▶ _GOAL_: Retype the entries below without any changes, from the line containing "isentrope-line: [89, 422, 698, 431]" through the line containing "isentrope-line: [89, 375, 698, 399]", with both of those lines included.

Stored items
--- Begin ---
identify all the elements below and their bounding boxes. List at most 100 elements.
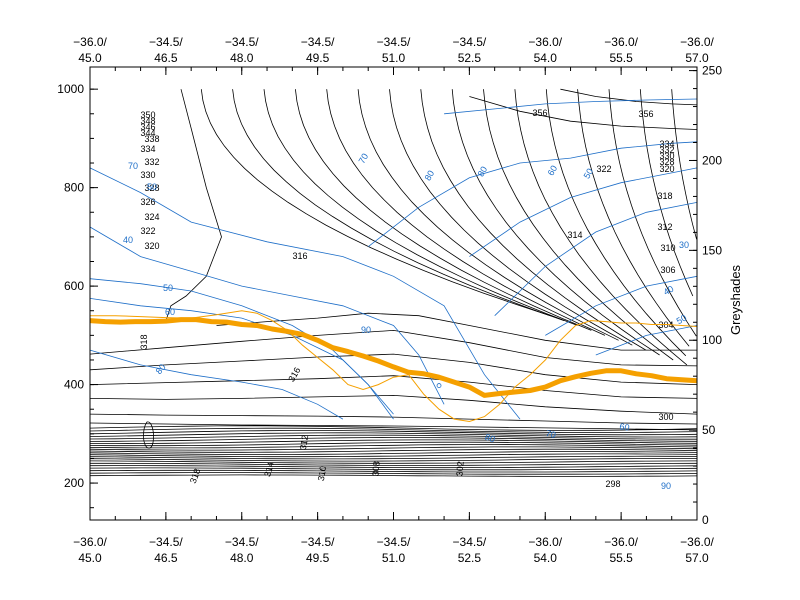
isentrope-line: [89, 422, 698, 431]
x-tick-label-top: 54.0: [534, 51, 558, 65]
right-tick-label: 50: [702, 423, 716, 437]
humidity-line: [494, 202, 698, 316]
contour-label: 310: [316, 465, 328, 482]
right-axis-ticks: 0 50 100 150 200 250: [689, 64, 722, 527]
isentrope-line: [89, 437, 698, 442]
isentrope-line: [89, 329, 698, 367]
contour-label: 318: [188, 467, 203, 485]
isentrope-line: [639, 89, 694, 297]
contour-label: 60: [619, 421, 631, 433]
isentrope-line: [89, 375, 698, 399]
contour-label: 316: [292, 251, 307, 261]
right-tick-label: 250: [702, 64, 722, 78]
x-tick-label-top: −36.0/: [528, 35, 562, 49]
contour-label: 356: [638, 109, 653, 119]
x-tick-label-top: −34.5/: [377, 35, 411, 49]
contour-label: 334: [659, 139, 674, 149]
x-tick-label: −36.0/: [73, 535, 107, 549]
x-tick-label-top: −34.5/: [453, 35, 487, 49]
thick-orange-line: [89, 317, 698, 398]
x-tick-label-top: 49.5: [306, 51, 330, 65]
isentrope-line: [89, 453, 698, 458]
x-tick-label-top: −36.0/: [604, 35, 638, 49]
x-tick-label: −34.5/: [149, 535, 183, 549]
isentrope-line: [545, 89, 687, 357]
isentrope-line: [89, 394, 698, 415]
humidity-line: [469, 167, 698, 257]
contour-label: 90: [361, 325, 371, 335]
x-tick-label: −34.5/: [377, 535, 411, 549]
contour-label: 332: [659, 145, 674, 155]
x-tick-label: −34.5/: [301, 535, 335, 549]
contour-label: 348: [140, 116, 155, 126]
right-tick-label: 0: [702, 513, 709, 527]
isentrope-line: [89, 413, 698, 425]
isentrope-line: [608, 89, 697, 337]
x-tick-label-top: 48.0: [230, 51, 254, 65]
contour-label: 70: [545, 428, 557, 440]
contour-label: 314: [262, 461, 276, 478]
left-tick-label: 1000: [57, 82, 84, 96]
isentrope-line: [89, 448, 698, 453]
humidity-line: [89, 226, 445, 405]
x-tick-label: −34.5/: [225, 535, 259, 549]
left-axis-ticks: 200 400 600 800 1000: [57, 82, 98, 509]
x-tick-label-top: −34.5/: [225, 35, 259, 49]
x-tick-label-top: −36.0/: [73, 35, 107, 49]
isentrope-line: [89, 441, 698, 447]
isentrope-line: [420, 89, 647, 351]
isentrope-line: [89, 425, 698, 431]
contour-label: 80: [476, 165, 490, 179]
contour-label: 50: [147, 182, 157, 192]
contour-label: 40: [123, 235, 133, 245]
humidity-line: [595, 325, 698, 356]
contour-label: 320: [144, 241, 159, 251]
contour-label: 314: [567, 230, 582, 240]
x-tick-label: −36.0/: [528, 535, 562, 549]
x-tick-label: −34.5/: [453, 535, 487, 549]
isentrope-line: [89, 444, 698, 449]
contour-label: 326: [140, 197, 155, 207]
contour-label: 60: [165, 307, 175, 317]
isentrope-line: [671, 89, 697, 240]
x-tick-label: 46.5: [154, 551, 178, 565]
contour-label: 322: [140, 226, 155, 236]
contour-label: 324: [144, 212, 159, 222]
x-tick-label: −36.0/: [680, 535, 714, 549]
isentrope-line: [389, 89, 633, 346]
humidity-line: [444, 98, 698, 115]
contour-label: 310: [660, 243, 675, 253]
isentrope-line: [89, 474, 698, 477]
humidity-line: [89, 167, 521, 420]
x-tick-label: 48.0: [230, 551, 254, 565]
isentrope-line: [514, 89, 688, 366]
isentrope-line: [89, 430, 698, 436]
contour-label: 300: [658, 412, 673, 422]
isentrope-line: [357, 89, 619, 341]
contour-label: 350: [140, 110, 155, 120]
isentrope-line: [89, 465, 698, 469]
x-tick-label-top: 46.5: [154, 51, 178, 65]
x-tick-label: 51.0: [382, 551, 406, 565]
isentrope-line: [89, 451, 698, 455]
contour-label: 318: [657, 191, 672, 201]
isentrope-line: [483, 89, 674, 361]
isentrope-line: [200, 89, 551, 317]
humidity-line: [545, 275, 698, 336]
contour-label: 312: [298, 434, 310, 451]
contour-label: 318: [139, 334, 149, 349]
contour-label: 328: [659, 157, 674, 167]
orange-lines: [89, 310, 698, 423]
right-tick-label: 150: [702, 243, 722, 257]
isentrope-line: [216, 312, 697, 351]
isentrope-line: [577, 89, 690, 347]
x-axis-ticks: −36.0/45.0 −36.0/45.0 −34.5/46.5 −34.5/46.5…: [73, 35, 714, 565]
right-tick-label: 200: [702, 153, 722, 167]
isentrope-line: [89, 353, 698, 385]
contour-label: 330: [140, 170, 155, 180]
contour-label: 338: [144, 134, 159, 144]
isentrope-line: [295, 89, 592, 331]
right-tick-label: 100: [702, 333, 722, 347]
contour-label: 40: [662, 284, 676, 298]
--- End ---
▶ _WORKED SOLUTION_:
isentrope-line: [89, 422, 698, 431]
x-tick-label-top: 54.0: [534, 51, 558, 65]
right-tick-label: 50: [702, 423, 716, 437]
humidity-line: [494, 202, 698, 316]
contour-label: 310: [316, 465, 328, 482]
right-axis-ticks: 0 50 100 150 200 250: [689, 64, 722, 527]
isentrope-line: [89, 437, 698, 442]
isentrope-line: [89, 329, 698, 367]
contour-label: 318: [188, 467, 203, 485]
isentrope-line: [639, 89, 694, 297]
contour-label: 60: [619, 421, 631, 433]
isentrope-line: [89, 375, 698, 399]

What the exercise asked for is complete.